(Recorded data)
----

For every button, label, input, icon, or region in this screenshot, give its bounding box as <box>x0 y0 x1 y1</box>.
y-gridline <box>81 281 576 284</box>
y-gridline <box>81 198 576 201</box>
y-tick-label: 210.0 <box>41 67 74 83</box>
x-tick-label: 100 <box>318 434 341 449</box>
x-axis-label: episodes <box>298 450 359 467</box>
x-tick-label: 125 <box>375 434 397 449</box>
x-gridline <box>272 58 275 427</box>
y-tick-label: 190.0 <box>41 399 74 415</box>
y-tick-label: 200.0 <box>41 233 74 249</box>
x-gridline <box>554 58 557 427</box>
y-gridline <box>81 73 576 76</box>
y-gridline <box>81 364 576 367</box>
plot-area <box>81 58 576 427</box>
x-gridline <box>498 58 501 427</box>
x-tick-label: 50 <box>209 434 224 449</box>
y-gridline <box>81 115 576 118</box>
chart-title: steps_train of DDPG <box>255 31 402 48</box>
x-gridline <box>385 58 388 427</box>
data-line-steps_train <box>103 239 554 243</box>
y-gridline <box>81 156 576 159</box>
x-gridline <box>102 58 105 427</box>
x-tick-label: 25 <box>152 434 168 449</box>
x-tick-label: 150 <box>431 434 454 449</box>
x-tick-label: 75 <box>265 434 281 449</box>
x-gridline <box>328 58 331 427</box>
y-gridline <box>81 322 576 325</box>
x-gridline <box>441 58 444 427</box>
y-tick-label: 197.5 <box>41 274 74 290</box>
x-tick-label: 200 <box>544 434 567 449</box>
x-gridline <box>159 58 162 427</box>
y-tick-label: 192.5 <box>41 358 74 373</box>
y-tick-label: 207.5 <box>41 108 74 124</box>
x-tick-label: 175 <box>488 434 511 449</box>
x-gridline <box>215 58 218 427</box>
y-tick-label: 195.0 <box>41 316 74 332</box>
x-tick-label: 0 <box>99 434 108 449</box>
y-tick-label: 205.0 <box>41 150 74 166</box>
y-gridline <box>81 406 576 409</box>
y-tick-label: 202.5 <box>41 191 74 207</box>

----

- **The request**: Reproduce every line of the records above without any change.

- **Response for this exercise**:
For every button, label, input, icon, or region in this screenshot, give its bounding box as <box>x0 y0 x1 y1</box>.
y-gridline <box>81 281 576 284</box>
y-gridline <box>81 198 576 201</box>
y-tick-label: 210.0 <box>41 67 74 83</box>
x-tick-label: 100 <box>318 434 341 449</box>
x-axis-label: episodes <box>298 450 359 467</box>
x-tick-label: 125 <box>375 434 397 449</box>
x-gridline <box>272 58 275 427</box>
y-tick-label: 190.0 <box>41 399 74 415</box>
y-tick-label: 200.0 <box>41 233 74 249</box>
x-gridline <box>554 58 557 427</box>
y-gridline <box>81 73 576 76</box>
y-gridline <box>81 364 576 367</box>
plot-area <box>81 58 576 427</box>
x-gridline <box>498 58 501 427</box>
x-tick-label: 50 <box>209 434 224 449</box>
y-gridline <box>81 115 576 118</box>
chart-title: steps_train of DDPG <box>255 31 402 48</box>
x-gridline <box>385 58 388 427</box>
data-line-steps_train <box>103 239 554 243</box>
y-gridline <box>81 156 576 159</box>
x-gridline <box>102 58 105 427</box>
x-tick-label: 25 <box>152 434 168 449</box>
x-tick-label: 150 <box>431 434 454 449</box>
x-tick-label: 75 <box>265 434 281 449</box>
x-gridline <box>328 58 331 427</box>
y-gridline <box>81 322 576 325</box>
x-gridline <box>441 58 444 427</box>
y-tick-label: 197.5 <box>41 274 74 290</box>
x-tick-label: 200 <box>544 434 567 449</box>
x-gridline <box>159 58 162 427</box>
y-tick-label: 192.5 <box>41 358 74 373</box>
y-tick-label: 207.5 <box>41 108 74 124</box>
x-tick-label: 175 <box>488 434 511 449</box>
x-gridline <box>215 58 218 427</box>
y-tick-label: 195.0 <box>41 316 74 332</box>
x-tick-label: 0 <box>99 434 108 449</box>
y-tick-label: 205.0 <box>41 150 74 166</box>
y-gridline <box>81 406 576 409</box>
y-tick-label: 202.5 <box>41 191 74 207</box>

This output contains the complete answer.